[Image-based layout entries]
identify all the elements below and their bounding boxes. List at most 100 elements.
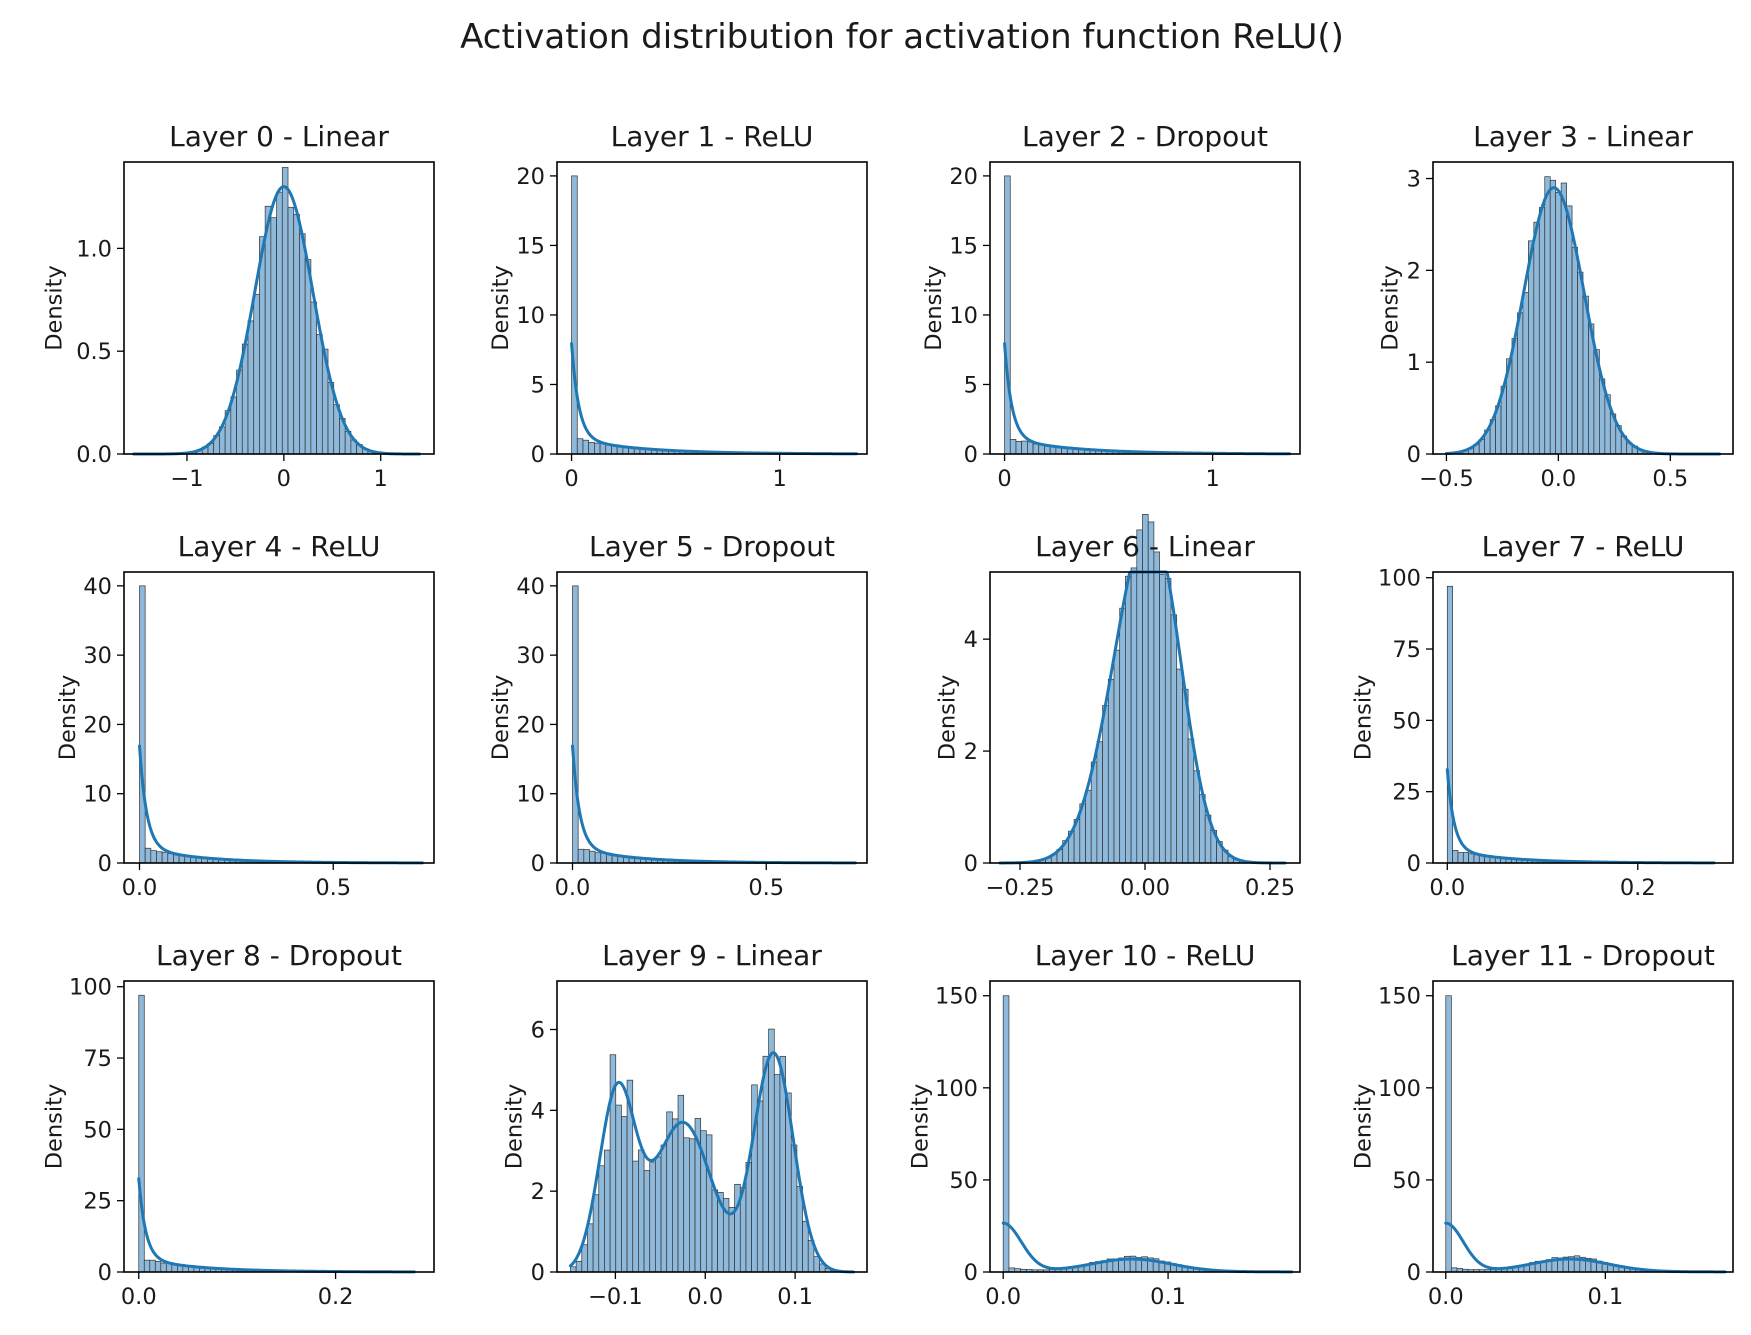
y-tick-label: 2 (964, 739, 978, 765)
y-tick-label: 6 (531, 1018, 545, 1044)
x-tick-label: 1 (772, 466, 786, 492)
histogram-bar (1142, 514, 1149, 864)
histogram-bar (1102, 705, 1109, 864)
histogram-bar (621, 1116, 628, 1273)
y-axis-label: Density (1378, 265, 1404, 351)
y-tick-label: 15 (949, 233, 978, 259)
histogram-bar (575, 1260, 583, 1273)
histogram-bar (588, 442, 595, 455)
y-tick-label: 1.0 (76, 236, 112, 262)
y-axis-label: Density (908, 1084, 934, 1170)
histogram-bar (1462, 852, 1469, 864)
subplot-layer-0: −1 0 1 0.0 0.5 1.0 Layer 0 - Linear Density (42, 120, 435, 492)
histogram-bar (144, 847, 152, 864)
y-axis-label: Density (488, 265, 514, 351)
histogram-bar (1187, 738, 1195, 864)
x-tick-label: 0.0 (687, 1284, 723, 1310)
x-tick-label: −0.25 (986, 875, 1055, 901)
y-axis-label: Density (921, 265, 947, 351)
x-tick-label: −1 (170, 466, 203, 492)
histogram-bar (1002, 995, 1010, 1273)
y-axis-label: Density (488, 675, 514, 761)
histogram-bar (604, 1149, 611, 1273)
y-axis-label: Density (935, 675, 961, 761)
histogram-bar (1522, 292, 1529, 455)
subplot-layer-4: 0.0 0.5 0 10 20 30 40 Layer 4 - ReLU Density (55, 530, 435, 901)
y-tick-label: 50 (1392, 1168, 1421, 1194)
x-tick-label: 0.00 (1120, 875, 1170, 901)
y-tick-label: 0 (98, 851, 112, 877)
x-tick-label: 0.0 (122, 875, 158, 901)
histogram-bar (638, 1149, 645, 1273)
x-tick-label: 0.25 (1245, 875, 1295, 901)
histogram-bar (672, 1118, 679, 1273)
y-tick-label: 40 (516, 574, 545, 600)
y-tick-label: 100 (1378, 566, 1421, 592)
figure-title: Activation distribution for activation f… (460, 17, 1344, 57)
subplot-layer-5: 0.0 0.5 0 10 20 30 40 Layer 5 - Dropout Density (488, 530, 868, 901)
histogram-bar (594, 442, 601, 455)
histogram-bar (683, 1137, 690, 1273)
x-tick-label: 1 (1205, 466, 1219, 492)
y-tick-label: 0 (531, 851, 545, 877)
y-tick-label: 25 (83, 1189, 112, 1215)
y-tick-label: 20 (516, 164, 545, 190)
y-tick-label: 0 (1407, 851, 1421, 877)
histogram-bar (276, 191, 283, 455)
x-tick-label: 0.0 (985, 1284, 1021, 1310)
y-tick-label: 75 (1392, 637, 1421, 663)
y-tick-label: 150 (935, 984, 978, 1010)
y-tick-label: 150 (1378, 984, 1421, 1010)
histogram-bar (156, 851, 163, 864)
histogram-bar (143, 1259, 151, 1273)
subplot-title: Layer 1 - ReLU (611, 120, 814, 153)
kde-curve (137, 1177, 416, 1274)
y-tick-label: 0 (964, 442, 978, 468)
y-tick-label: 0 (964, 1260, 978, 1286)
y-tick-label: 10 (516, 782, 545, 808)
subplot-title: Layer 8 - Dropout (156, 939, 402, 972)
subplot-title: Layer 10 - ReLU (1035, 939, 1256, 972)
y-tick-label: 10 (83, 782, 112, 808)
y-tick-label: 0 (1407, 442, 1421, 468)
y-tick-label: 50 (83, 1117, 112, 1143)
histogram-bar (762, 1055, 769, 1273)
subplot-layer-3: −0.5 0.0 0.5 0 1 2 3 Layer 3 - Linear Density (1378, 120, 1734, 492)
x-tick-label: 0 (997, 466, 1011, 492)
histogram-bar (1582, 295, 1589, 455)
x-tick-label: 0.0 (1540, 466, 1576, 492)
subplot-layer-6: −0.25 0.00 0.25 0 2 4 Layer 6 - Linear Density (935, 514, 1301, 901)
y-tick-label: 0.0 (76, 442, 112, 468)
histogram-bar (576, 438, 584, 455)
histogram-bar (253, 293, 260, 455)
histogram-bar (705, 1134, 713, 1273)
histogram-bar (1021, 440, 1028, 455)
histogram-bar (264, 205, 272, 455)
histogram-bar (1009, 439, 1017, 455)
y-tick-label: 2 (1407, 258, 1421, 284)
histogram-bar (1533, 221, 1540, 455)
histogram-bar (1538, 207, 1546, 455)
histogram-bar (577, 848, 585, 864)
histogram-bar (304, 259, 312, 455)
histogram-bar (660, 1144, 668, 1273)
histogram-bar (599, 443, 607, 455)
y-tick-label: 75 (83, 1046, 112, 1072)
axes-frame (1432, 161, 1734, 455)
subplot-title: Layer 4 - ReLU (178, 530, 381, 563)
histogram-bar (1027, 441, 1034, 455)
y-tick-label: 4 (531, 1098, 545, 1124)
y-axis-label: Density (55, 675, 81, 761)
x-tick-label: 0.1 (777, 1284, 813, 1310)
y-tick-label: 20 (516, 712, 545, 738)
subplot-title: Layer 0 - Linear (169, 120, 389, 153)
x-tick-label: 0.2 (318, 1284, 354, 1310)
y-tick-label: 100 (935, 1076, 978, 1102)
y-tick-label: 15 (516, 233, 545, 259)
kde-curve (571, 744, 857, 865)
histogram-bar (605, 444, 612, 455)
subplot-title: Layer 11 - Dropout (1451, 939, 1715, 972)
kde-curve (1003, 342, 1292, 456)
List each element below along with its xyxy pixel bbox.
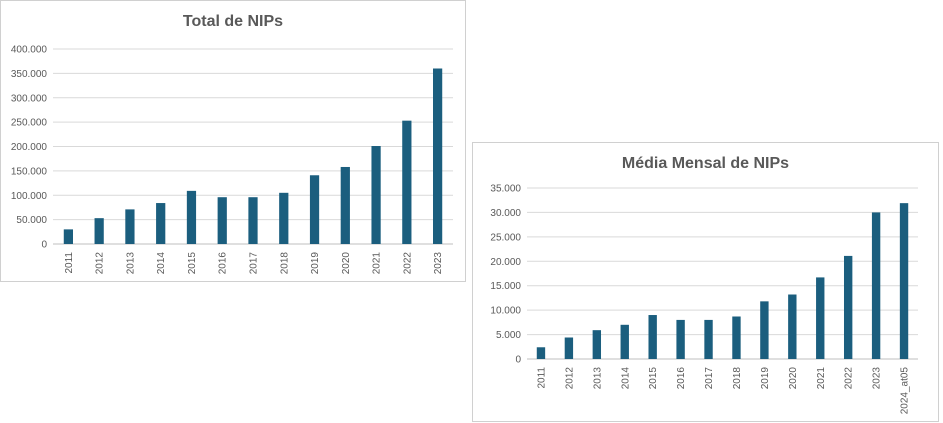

EXERCISE — Give the lines above as a Markdown table with the columns Row and Line, numbering each row and leaving out blank lines and the pictures.

REPLY —
| Row | Line |
|---|---|
| 1 | identify all the elements below and their bounding boxes. List at most 100 elements. |
| 2 | y-tick-label: 2 (964, 739, 978, 765) |
| 3 | y-tick-label: 6 (531, 1018, 545, 1044) |
| 4 | x-tick-label: 1 (772, 466, 786, 492) |
| 5 | histogram-bar (1142, 514, 1149, 864) |
| 6 | histogram-bar (1102, 705, 1109, 864) |
| 7 | histogram-bar (621, 1116, 628, 1273) |
| 8 | y-axis-label: Density (1378, 265, 1404, 351) |
| 9 | y-tick-label: 15 (949, 233, 978, 259) |
| 10 | histogram-bar (575, 1260, 583, 1273) |
| 11 | histogram-bar (588, 442, 595, 455) |
| 12 | y-tick-label: 1.0 (76, 236, 112, 262) |
| 13 | y-axis-label: Density (908, 1084, 934, 1170) |
| 14 | histogram-bar (1462, 852, 1469, 864) |
| 15 | subplot-layer-0: −1 0 1 0.0 0.5 1.0 Layer 0 - Linear Density (42, 120, 435, 492) |
| 16 | histogram-bar (144, 847, 152, 864) |
| 17 | y-axis-label: Density (488, 265, 514, 351) |
| 18 | histogram-bar (1187, 738, 1195, 864) |
| 19 | x-tick-label: 0.0 (687, 1284, 723, 1310) |
| 20 | x-tick-label: −0.25 (986, 875, 1055, 901) |
| 21 | y-axis-label: Density (921, 265, 947, 351) |
| 22 | x-tick-label: −1 (170, 466, 203, 492) |
| 23 | histogram-bar (1002, 995, 1010, 1273) |
| 24 | y-axis-label: Density (488, 675, 514, 761) |
| 25 | histogram-bar (604, 1149, 611, 1273) |
| 26 | y-axis-label: Density (935, 675, 961, 761) |
| 27 | histogram-bar (1522, 292, 1529, 455) |
| 28 | subplot-layer-4: 0.0 0.5 0 10 20 30 40 Layer 4 - ReLU Density (55, 530, 435, 901) |
| 29 | y-tick-label: 50 (1392, 1168, 1421, 1194) |
| 30 | x-tick-label: 0.00 (1120, 875, 1170, 901) |
| 31 | y-tick-label: 0 (98, 851, 112, 877) |
| 32 | x-tick-label: 0.0 (122, 875, 158, 901) |
| 33 | histogram-bar (638, 1149, 645, 1273) |
| 34 | x-tick-label: 0.25 (1245, 875, 1295, 901) |
| 35 | histogram-bar (672, 1118, 679, 1273) |
| 36 | y-tick-label: 40 (516, 574, 545, 600) |
| 37 | y-tick-label: 100 (1378, 566, 1421, 592) |
| 38 | figure-title: Activation distribution for activation f… (460, 17, 1344, 57) |
| 39 | subplot-layer-5: 0.0 0.5 0 10 20 30 40 Layer 5 - Dropout Density (488, 530, 868, 901) |
| 40 | histogram-bar (594, 442, 601, 455) |
| 41 | histogram-bar (683, 1137, 690, 1273) |
| 42 | x-tick-label: 1 (1205, 466, 1219, 492) |
| 43 | y-tick-label: 0 (531, 851, 545, 877) |
| 44 | y-tick-label: 25 (83, 1189, 112, 1215) |
| 45 | y-tick-label: 20 (516, 164, 545, 190) |
| 46 | y-tick-label: 0 (1407, 851, 1421, 877) |
| 47 | histogram-bar (276, 191, 283, 455) |
| 48 | x-tick-label: 0.0 (985, 1284, 1021, 1310) |
| 49 | y-tick-label: 75 (1392, 637, 1421, 663) |
| 50 | y-tick-label: 150 (935, 984, 978, 1010) |
| 51 | y-tick-label: 150 (1378, 984, 1421, 1010) |
| 52 | histogram-bar (156, 851, 163, 864) |
| 53 | histogram-bar (143, 1259, 151, 1273) |
| 54 | subplot-title: Layer 1 - ReLU (611, 120, 814, 153) |
| 55 | kde-curve (137, 1177, 416, 1274) |
| 56 | y-tick-label: 0 (964, 442, 978, 468) |
| 57 | y-tick-label: 0 (964, 1260, 978, 1286) |
| 58 | y-tick-label: 10 (516, 782, 545, 808) |
| 59 | subplot-title: Layer 8 - Dropout (156, 939, 402, 972) |
| 60 | subplot-title: Layer 10 - ReLU (1035, 939, 1256, 972) |
| 61 | y-tick-label: 10 (83, 782, 112, 808) |
| 62 | y-tick-label: 0 (1407, 442, 1421, 468) |
| 63 | y-tick-label: 50 (83, 1117, 112, 1143) |
| 64 | histogram-bar (762, 1055, 769, 1273) |
| 65 | subplot-layer-3: −0.5 0.0 0.5 0 1 2 3 Layer 3 - Linear Density (1378, 120, 1734, 492) |
| 66 | x-tick-label: 0 (997, 466, 1011, 492) |
| 67 | histogram-bar (1582, 295, 1589, 455) |
| 68 | x-tick-label: 0.0 (1540, 466, 1576, 492) |
| 69 | subplot-layer-6: −0.25 0.00 0.25 0 2 4 Layer 6 - Linear Density (935, 514, 1301, 901) |
| 70 | y-tick-label: 0.0 (76, 442, 112, 468) |
| 71 | histogram-bar (576, 438, 584, 455) |
| 72 | histogram-bar (253, 293, 260, 455) |
| 73 | histogram-bar (705, 1134, 713, 1273) |
| 74 | histogram-bar (1021, 440, 1028, 455) |
| 75 | histogram-bar (264, 205, 272, 455) |
| 76 | histogram-bar (1009, 439, 1017, 455) |
| 77 | y-tick-label: 2 (1407, 258, 1421, 284) |
| 78 | histogram-bar (1533, 221, 1540, 455) |
| 79 | histogram-bar (1538, 207, 1546, 455) |
| 80 | histogram-bar (577, 848, 585, 864) |
| 81 | histogram-bar (304, 259, 312, 455) |
| 82 | histogram-bar (660, 1144, 668, 1273) |
| 83 | histogram-bar (599, 443, 607, 455) |
| 84 | y-tick-label: 75 (83, 1046, 112, 1072) |
| 85 | axes-frame (1432, 161, 1734, 455) |
| 86 | subplot-title: Layer 4 - ReLU (178, 530, 381, 563) |
| 87 | histogram-bar (1027, 441, 1034, 455) |
| 88 | y-tick-label: 4 (531, 1098, 545, 1124) |
| 89 | y-axis-label: Density (55, 675, 81, 761) |
| 90 | x-tick-label: 0.1 (777, 1284, 813, 1310) |
| 91 | y-tick-label: 20 (516, 712, 545, 738) |
| 92 | subplot-title: Layer 0 - Linear (169, 120, 389, 153) |
| 93 | x-tick-label: 0.2 (318, 1284, 354, 1310) |
| 94 | y-tick-label: 100 (935, 1076, 978, 1102) |
| 95 | y-tick-label: 15 (516, 233, 545, 259) |
| 96 | kde-curve (571, 744, 857, 865) |
| 97 | histogram-bar (605, 444, 612, 455) |
| 98 | subplot-title: Layer 11 - Dropout (1451, 939, 1715, 972) |
| 99 | kde-curve (1003, 342, 1292, 456) |
| 100 | List each element below along with its xyxy pixel bbox. |